Start of PAGE EXTRACT
Arm adds ray tracing on the hardware level for better lighting and performance while you're gaming on the go.

David Lumb Mobile Reporter
David Lumb is a mobile reporter covering how on-the-go gadgets like phones, tablets and smartwatches change our lives. Over the last decade, he's reviewed phones for TechRadar as well as covered tech, gaming, and culture for Engadget, Popular Mechanics, NBC Asian America, Increment, Fast Company and others. As a true Californian, he lives for coffee, beaches and burritos.
Expertise smartphones, smartwatches, tablets, telecom industry, mobile semiconductors, mobile gaming
David Lumb
2 min read
A promotional logo for the Arm Immortalis GPU, with "Immortalis-G715" written on it.

Arm's Immortalis GPU is expected to arrive in phones in 2023.
End of PAGE EXTRACT
> [WORK ITEM] Please continue the piece above about Arm's Immortalis GPU, starting after its final sentence.
Start of EXTRACTED DATA
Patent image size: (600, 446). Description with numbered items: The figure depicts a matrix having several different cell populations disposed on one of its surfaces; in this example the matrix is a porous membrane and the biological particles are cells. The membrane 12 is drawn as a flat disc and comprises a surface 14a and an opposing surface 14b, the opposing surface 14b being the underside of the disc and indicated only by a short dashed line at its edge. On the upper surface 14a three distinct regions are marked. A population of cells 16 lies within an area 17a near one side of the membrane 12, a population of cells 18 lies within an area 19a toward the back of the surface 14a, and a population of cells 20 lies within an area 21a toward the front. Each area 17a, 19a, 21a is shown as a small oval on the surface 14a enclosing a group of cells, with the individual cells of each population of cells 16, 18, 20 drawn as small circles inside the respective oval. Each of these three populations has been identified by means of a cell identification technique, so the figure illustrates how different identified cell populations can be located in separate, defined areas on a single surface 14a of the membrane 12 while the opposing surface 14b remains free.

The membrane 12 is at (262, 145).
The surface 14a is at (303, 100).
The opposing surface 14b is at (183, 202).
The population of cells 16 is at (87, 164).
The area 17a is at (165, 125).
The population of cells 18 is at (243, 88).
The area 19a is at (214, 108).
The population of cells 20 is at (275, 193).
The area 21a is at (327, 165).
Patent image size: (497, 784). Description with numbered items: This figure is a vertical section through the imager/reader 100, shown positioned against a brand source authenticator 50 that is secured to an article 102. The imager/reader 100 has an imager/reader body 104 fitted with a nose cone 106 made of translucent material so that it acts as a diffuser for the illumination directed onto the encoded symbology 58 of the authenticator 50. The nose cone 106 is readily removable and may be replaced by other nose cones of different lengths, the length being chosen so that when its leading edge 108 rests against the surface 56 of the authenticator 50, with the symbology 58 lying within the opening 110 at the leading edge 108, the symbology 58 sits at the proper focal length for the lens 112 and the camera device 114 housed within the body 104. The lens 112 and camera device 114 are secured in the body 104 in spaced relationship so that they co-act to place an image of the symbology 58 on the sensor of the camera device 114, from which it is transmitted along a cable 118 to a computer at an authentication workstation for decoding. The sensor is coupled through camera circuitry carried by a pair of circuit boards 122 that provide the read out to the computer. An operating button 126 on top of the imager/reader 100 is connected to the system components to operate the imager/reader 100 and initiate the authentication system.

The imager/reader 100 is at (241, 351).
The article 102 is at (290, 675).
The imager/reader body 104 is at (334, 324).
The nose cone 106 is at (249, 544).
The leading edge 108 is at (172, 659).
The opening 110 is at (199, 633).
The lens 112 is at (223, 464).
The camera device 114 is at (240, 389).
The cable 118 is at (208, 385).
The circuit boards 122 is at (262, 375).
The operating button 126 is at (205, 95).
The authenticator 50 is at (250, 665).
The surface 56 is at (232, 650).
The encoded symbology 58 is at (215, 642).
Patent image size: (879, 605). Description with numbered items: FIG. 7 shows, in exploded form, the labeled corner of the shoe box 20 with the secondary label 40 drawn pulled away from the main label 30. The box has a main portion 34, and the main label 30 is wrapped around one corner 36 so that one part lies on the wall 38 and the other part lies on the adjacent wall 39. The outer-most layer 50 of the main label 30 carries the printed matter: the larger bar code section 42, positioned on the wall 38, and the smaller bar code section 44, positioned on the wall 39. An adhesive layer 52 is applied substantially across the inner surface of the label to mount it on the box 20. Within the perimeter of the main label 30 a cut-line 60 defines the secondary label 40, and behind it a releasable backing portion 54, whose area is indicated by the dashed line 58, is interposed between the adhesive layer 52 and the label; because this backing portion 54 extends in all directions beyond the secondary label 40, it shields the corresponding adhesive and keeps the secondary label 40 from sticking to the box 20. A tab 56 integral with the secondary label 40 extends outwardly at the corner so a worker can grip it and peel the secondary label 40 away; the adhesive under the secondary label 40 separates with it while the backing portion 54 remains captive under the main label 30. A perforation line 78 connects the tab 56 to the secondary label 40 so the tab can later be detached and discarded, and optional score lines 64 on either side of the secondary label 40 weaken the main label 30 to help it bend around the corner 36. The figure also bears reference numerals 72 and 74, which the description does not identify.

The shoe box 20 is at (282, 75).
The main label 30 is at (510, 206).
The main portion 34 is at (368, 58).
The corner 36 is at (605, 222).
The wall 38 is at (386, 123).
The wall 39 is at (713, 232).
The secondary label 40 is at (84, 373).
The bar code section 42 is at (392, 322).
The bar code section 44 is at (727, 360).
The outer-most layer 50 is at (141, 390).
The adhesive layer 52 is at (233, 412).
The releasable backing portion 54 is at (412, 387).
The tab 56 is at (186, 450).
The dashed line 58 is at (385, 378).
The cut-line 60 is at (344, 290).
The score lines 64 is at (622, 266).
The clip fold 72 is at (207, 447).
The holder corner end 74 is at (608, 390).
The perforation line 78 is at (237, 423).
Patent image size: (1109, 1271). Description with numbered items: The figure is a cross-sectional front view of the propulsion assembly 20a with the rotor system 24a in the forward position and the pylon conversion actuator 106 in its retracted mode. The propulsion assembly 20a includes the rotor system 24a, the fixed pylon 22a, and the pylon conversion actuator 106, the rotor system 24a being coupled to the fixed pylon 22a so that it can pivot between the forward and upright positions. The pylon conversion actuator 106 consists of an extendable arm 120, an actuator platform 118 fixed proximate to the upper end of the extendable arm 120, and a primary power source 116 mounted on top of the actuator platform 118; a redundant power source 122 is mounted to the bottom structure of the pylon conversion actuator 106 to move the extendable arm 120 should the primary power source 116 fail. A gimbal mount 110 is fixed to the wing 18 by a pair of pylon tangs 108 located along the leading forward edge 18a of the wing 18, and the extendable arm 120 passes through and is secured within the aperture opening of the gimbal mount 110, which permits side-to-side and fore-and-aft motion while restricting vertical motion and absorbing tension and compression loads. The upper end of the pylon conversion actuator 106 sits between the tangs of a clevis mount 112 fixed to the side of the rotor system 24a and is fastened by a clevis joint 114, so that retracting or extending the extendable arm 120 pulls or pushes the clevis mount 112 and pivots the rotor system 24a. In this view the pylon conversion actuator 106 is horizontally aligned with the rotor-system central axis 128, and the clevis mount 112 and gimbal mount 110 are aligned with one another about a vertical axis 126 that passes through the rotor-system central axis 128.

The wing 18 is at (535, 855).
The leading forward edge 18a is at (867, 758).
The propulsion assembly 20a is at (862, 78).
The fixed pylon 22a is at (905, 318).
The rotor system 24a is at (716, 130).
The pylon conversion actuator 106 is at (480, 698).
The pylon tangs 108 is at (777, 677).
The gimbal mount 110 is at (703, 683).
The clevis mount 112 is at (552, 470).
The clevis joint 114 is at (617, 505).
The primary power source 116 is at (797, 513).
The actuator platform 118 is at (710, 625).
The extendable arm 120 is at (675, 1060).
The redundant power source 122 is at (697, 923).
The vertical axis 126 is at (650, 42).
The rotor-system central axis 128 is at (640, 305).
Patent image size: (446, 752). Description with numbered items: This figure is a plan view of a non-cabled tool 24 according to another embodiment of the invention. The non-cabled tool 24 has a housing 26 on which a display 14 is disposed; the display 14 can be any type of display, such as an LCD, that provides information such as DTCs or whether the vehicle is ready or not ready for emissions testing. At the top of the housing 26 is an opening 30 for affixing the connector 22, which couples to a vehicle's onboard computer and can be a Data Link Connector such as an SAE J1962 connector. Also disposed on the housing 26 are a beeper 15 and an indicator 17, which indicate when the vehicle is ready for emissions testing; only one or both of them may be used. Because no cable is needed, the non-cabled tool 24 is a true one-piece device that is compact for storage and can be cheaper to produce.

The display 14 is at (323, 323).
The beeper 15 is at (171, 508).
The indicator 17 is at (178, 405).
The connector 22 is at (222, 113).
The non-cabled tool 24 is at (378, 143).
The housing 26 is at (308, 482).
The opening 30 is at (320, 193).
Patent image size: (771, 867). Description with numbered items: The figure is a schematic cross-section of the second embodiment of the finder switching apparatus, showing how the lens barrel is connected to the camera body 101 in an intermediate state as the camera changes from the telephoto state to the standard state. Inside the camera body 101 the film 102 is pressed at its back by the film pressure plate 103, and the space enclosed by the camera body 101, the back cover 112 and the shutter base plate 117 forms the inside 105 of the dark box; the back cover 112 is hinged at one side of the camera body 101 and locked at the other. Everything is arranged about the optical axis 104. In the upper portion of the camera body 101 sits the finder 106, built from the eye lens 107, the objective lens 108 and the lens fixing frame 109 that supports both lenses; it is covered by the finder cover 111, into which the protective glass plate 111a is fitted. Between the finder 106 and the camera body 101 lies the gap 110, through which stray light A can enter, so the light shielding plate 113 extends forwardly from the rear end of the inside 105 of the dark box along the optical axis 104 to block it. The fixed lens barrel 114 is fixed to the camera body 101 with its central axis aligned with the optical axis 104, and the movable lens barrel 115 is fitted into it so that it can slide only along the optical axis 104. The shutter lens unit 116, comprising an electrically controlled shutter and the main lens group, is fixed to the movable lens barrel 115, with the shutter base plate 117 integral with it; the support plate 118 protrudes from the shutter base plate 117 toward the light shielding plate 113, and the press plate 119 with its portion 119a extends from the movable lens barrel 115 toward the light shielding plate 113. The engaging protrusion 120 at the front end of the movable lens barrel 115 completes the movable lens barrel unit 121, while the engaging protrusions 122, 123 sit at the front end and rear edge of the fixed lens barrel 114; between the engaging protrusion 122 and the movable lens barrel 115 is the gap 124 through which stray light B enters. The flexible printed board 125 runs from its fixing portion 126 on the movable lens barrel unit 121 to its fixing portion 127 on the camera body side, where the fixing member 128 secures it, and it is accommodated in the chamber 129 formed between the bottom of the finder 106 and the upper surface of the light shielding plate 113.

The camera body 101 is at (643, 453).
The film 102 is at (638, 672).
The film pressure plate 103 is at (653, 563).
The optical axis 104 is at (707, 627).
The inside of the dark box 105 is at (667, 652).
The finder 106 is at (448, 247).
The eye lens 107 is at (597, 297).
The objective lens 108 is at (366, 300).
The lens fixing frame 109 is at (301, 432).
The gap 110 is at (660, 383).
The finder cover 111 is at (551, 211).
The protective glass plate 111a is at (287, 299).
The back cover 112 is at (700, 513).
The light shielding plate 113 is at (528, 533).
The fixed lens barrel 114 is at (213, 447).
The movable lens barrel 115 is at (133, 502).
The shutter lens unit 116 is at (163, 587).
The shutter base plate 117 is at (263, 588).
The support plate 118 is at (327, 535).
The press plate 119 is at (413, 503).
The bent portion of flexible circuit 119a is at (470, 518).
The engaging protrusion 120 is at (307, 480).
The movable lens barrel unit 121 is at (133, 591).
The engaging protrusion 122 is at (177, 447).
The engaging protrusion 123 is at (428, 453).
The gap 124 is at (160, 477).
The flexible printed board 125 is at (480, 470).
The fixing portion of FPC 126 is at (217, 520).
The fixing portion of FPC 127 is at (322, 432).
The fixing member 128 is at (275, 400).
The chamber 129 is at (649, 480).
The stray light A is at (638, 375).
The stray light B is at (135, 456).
End of EXTRACTED DATA
> [ANSWER TO THIS EXERCISE]
Arm

Chipmaker Arm on Tuesday introduced its next-gen mobile GPU. The Immortalis-G715 has ray tracing support in its hardware and 15% improved performance for better gaming on Android phones coming next year, Arm said.

While Apple, Google and Qualcomm haven't released a chipset with ray tracing in hardware, Arm isn't technically the first. Samsung beat it to the punch earlier this year when some versions of the Samsung Galaxy S22 launched with the company's Exynos 2200 chipset that included ray tracing at the hardware level. Arm is still a close second, as no other major mobile chipset has been announced with ray tracing, a realistic lighting technology that's served as a high-water mark for desktop gaming performance in the last few years. 

Phone chipsets have supported software-based ray tracing, like Arm's Mali-G710 GPU from last year, but implementing it in the hardware leads to "more realistic and immersive experiences," according to a press release

The Immortalis also has another new mobile gaming trick, variable rate shading, that achieves 40% better frame rates by sharpening graphics right where the action is happening and rendering elements in the background in lower resolution.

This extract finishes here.